Instructions for the task: Transcribe every record below word for word.

#### Records for the exercise

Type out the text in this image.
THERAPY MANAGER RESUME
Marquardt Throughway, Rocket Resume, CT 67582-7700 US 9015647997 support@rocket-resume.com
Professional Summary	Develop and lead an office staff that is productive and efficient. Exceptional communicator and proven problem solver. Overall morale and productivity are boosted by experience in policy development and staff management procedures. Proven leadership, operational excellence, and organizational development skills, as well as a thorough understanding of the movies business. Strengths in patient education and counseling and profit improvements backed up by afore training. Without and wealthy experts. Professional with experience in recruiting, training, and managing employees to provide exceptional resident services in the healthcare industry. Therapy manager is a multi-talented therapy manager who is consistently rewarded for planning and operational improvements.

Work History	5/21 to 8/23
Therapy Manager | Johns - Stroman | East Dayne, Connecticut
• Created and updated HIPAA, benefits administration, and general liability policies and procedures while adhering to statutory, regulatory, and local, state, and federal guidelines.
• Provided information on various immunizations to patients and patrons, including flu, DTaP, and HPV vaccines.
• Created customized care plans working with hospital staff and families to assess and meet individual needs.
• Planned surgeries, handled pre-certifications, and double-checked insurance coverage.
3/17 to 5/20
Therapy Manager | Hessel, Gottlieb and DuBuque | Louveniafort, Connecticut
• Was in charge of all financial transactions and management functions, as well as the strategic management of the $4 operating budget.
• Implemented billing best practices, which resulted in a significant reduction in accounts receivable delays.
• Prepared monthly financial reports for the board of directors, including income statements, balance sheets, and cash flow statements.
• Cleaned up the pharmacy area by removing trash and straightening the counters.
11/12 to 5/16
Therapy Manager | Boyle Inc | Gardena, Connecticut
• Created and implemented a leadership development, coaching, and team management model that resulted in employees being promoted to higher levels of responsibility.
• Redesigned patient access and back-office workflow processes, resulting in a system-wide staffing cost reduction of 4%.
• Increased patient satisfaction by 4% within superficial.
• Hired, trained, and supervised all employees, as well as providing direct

########

Exercise result:
Type out the text in this image.
THERAPY MANAGER RESUME
Marquardt Throughway, Rocket Resume, CT 67582-7700 US 9015647997 support@rocket-resume.com
Professional Summary	Develop and lead an office staff that is productive and efficient. Exceptional communicator and proven problem solver. Overall morale and productivity are boosted by experience in policy development and staff management procedures. Proven leadership, operational excellence, and organizational development skills, as well as a thorough understanding of the movies business. Strengths in patient education and counseling and profit improvements backed up by afore training. Without and wealthy experts. Professional with experience in recruiting, training, and managing employees to provide exceptional resident services in the healthcare industry. Therapy manager is a multi-talented therapy manager who is consistently rewarded for planning and operational improvements.

Work History	5/21 to 8/23
Therapy Manager | Johns - Stroman | East Dayne, Connecticut
• Created and updated HIPAA, benefits administration, and general liability policies and procedures while adhering to statutory, regulatory, and local, state, and federal guidelines.
• Provided information on various immunizations to patients and patrons, including flu, DTaP, and HPV vaccines.
• Created customized care plans working with hospital staff and families to assess and meet individual needs.
• Planned surgeries, handled pre-certifications, and double-checked insurance coverage.
3/17 to 5/20
Therapy Manager | Hessel, Gottlieb and DuBuque | Louveniafort, Connecticut
• Was in charge of all financial transactions and management functions, as well as the strategic management of the $4 operating budget.
• Implemented billing best practices, which resulted in a significant reduction in accounts receivable delays.
• Prepared monthly financial reports for the board of directors, including income statements, balance sheets, and cash flow statements.
• Cleaned up the pharmacy area by removing trash and straightening the counters.
11/12 to 5/16
Therapy Manager | Boyle Inc | Gardena, Connecticut
• Created and implemented a leadership development, coaching, and team management model that resulted in employees being promoted to higher levels of responsibility.
• Redesigned patient access and back-office workflow processes, resulting in a system-wide staffing cost reduction of 4%.
• Increased patient satisfaction by 4% within superficial.
• Hired, trained, and supervised all employees, as well as providing direct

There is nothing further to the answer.